- _EXERCISE REQUIREMENTS_: Below are the records. List every line holding the word "Ульяновской".

Saved data entries:
———

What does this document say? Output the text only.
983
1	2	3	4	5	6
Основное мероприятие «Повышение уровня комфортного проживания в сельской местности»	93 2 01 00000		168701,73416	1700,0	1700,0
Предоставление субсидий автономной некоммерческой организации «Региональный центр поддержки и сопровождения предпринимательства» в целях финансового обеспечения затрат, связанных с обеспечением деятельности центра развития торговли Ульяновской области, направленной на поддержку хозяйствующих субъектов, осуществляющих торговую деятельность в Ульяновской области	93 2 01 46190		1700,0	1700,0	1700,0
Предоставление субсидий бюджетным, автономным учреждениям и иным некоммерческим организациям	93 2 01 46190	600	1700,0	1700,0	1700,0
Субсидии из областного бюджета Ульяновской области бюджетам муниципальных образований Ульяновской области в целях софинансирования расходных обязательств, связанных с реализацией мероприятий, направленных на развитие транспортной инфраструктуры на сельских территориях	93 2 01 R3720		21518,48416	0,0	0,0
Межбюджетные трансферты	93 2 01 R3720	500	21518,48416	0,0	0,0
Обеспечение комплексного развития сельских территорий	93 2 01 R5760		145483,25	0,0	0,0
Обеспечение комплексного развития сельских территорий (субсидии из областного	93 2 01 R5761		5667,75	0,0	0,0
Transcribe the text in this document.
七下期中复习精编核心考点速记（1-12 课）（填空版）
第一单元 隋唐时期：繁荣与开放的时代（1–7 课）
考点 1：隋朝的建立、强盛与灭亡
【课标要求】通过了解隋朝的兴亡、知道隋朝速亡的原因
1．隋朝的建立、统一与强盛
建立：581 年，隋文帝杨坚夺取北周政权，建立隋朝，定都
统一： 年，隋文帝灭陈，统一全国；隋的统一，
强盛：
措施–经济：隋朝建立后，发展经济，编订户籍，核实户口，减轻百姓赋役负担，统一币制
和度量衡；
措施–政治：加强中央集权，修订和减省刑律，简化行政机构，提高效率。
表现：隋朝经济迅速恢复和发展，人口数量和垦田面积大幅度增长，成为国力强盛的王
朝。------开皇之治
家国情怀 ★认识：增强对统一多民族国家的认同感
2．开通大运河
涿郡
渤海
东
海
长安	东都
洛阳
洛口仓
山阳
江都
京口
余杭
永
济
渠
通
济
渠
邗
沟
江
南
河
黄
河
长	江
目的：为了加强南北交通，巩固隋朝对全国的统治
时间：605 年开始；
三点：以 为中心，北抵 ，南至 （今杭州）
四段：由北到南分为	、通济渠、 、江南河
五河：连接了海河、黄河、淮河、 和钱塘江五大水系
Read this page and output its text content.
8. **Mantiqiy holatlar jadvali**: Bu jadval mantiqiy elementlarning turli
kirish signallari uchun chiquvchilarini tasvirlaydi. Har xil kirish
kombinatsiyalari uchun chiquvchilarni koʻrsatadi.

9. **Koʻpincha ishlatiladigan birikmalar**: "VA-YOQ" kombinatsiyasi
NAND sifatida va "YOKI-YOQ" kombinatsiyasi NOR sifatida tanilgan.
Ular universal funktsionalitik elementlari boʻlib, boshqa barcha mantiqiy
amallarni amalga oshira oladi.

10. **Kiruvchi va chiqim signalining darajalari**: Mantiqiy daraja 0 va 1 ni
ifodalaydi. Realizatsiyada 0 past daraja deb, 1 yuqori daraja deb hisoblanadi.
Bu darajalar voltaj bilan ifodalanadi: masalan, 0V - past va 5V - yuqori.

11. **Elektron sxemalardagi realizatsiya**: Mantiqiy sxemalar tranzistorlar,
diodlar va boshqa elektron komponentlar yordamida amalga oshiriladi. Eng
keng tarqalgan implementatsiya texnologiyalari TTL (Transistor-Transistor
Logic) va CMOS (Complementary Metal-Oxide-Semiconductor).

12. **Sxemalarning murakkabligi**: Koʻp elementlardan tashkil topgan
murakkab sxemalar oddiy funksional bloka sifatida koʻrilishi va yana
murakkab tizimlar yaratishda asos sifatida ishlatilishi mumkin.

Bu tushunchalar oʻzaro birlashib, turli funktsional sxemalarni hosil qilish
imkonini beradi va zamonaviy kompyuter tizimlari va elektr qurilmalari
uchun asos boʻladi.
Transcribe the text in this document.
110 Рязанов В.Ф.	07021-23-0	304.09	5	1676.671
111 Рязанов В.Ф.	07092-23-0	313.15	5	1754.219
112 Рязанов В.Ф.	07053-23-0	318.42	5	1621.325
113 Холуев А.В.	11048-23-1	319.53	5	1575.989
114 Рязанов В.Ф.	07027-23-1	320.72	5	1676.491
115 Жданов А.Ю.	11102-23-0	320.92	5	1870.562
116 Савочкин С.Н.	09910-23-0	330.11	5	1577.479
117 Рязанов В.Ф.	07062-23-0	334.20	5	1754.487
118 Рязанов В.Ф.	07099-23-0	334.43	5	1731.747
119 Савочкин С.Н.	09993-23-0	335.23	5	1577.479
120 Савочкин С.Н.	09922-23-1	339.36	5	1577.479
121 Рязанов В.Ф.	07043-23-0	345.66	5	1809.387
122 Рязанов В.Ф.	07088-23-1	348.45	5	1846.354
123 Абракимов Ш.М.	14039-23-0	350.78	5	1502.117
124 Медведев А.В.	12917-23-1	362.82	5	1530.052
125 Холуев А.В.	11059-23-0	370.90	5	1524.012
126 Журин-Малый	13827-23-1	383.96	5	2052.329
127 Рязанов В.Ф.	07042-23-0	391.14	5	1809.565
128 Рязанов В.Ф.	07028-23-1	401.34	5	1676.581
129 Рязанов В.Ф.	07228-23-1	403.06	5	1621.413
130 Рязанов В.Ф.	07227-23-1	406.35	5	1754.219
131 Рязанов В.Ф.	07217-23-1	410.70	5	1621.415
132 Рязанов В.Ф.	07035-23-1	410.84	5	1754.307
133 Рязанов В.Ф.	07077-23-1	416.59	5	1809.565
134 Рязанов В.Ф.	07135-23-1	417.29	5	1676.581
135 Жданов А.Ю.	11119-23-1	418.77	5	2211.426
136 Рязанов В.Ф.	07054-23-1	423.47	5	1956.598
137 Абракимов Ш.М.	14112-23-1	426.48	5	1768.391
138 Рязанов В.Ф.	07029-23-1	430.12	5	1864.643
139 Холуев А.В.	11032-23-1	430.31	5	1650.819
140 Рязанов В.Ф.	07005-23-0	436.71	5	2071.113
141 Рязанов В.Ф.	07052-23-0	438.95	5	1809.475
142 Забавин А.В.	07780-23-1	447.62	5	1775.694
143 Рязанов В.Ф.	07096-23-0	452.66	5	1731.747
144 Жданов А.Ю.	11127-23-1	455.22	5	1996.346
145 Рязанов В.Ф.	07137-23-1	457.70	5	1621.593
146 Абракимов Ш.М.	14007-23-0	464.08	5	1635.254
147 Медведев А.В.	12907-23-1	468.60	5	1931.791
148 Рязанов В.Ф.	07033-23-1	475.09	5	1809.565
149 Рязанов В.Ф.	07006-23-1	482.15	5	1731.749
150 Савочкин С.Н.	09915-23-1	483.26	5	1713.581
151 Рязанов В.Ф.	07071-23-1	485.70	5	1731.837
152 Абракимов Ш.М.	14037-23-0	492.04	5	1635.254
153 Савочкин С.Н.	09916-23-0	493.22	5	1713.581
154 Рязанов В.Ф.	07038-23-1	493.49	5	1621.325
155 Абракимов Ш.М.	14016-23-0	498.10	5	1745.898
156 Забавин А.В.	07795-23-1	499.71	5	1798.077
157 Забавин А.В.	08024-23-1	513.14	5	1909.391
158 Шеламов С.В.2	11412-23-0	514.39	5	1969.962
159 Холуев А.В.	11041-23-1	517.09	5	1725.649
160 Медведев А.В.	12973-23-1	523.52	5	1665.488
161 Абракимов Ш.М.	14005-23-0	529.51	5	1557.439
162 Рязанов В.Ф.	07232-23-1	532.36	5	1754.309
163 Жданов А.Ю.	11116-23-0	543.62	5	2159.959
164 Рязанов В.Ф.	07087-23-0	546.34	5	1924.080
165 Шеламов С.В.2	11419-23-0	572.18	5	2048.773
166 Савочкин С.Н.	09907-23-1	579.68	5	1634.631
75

———

- _TASK RESULT_:
Предоставление субсидий автономной некоммерческой организации «Региональный центр поддержки и сопровождения предпринимательства» в целях финансового обеспечения затрат, связанных с обеспечением деятельности центра развития торговли Ульяновской области, направленной на поддержку хозяйствующих субъектов, осуществляющих торговую деятельность в Ульяновской области	93 2 01 46190		1700,0	1700,0	1700,0
Субсидии из областного бюджета Ульяновской области бюджетам муниципальных образований Ульяновской области в целях софинансирования расходных обязательств, связанных с реализацией мероприятий, направленных на развитие транспортной инфраструктуры на сельских территориях	93 2 01 R3720		21518,48416	0,0	0,0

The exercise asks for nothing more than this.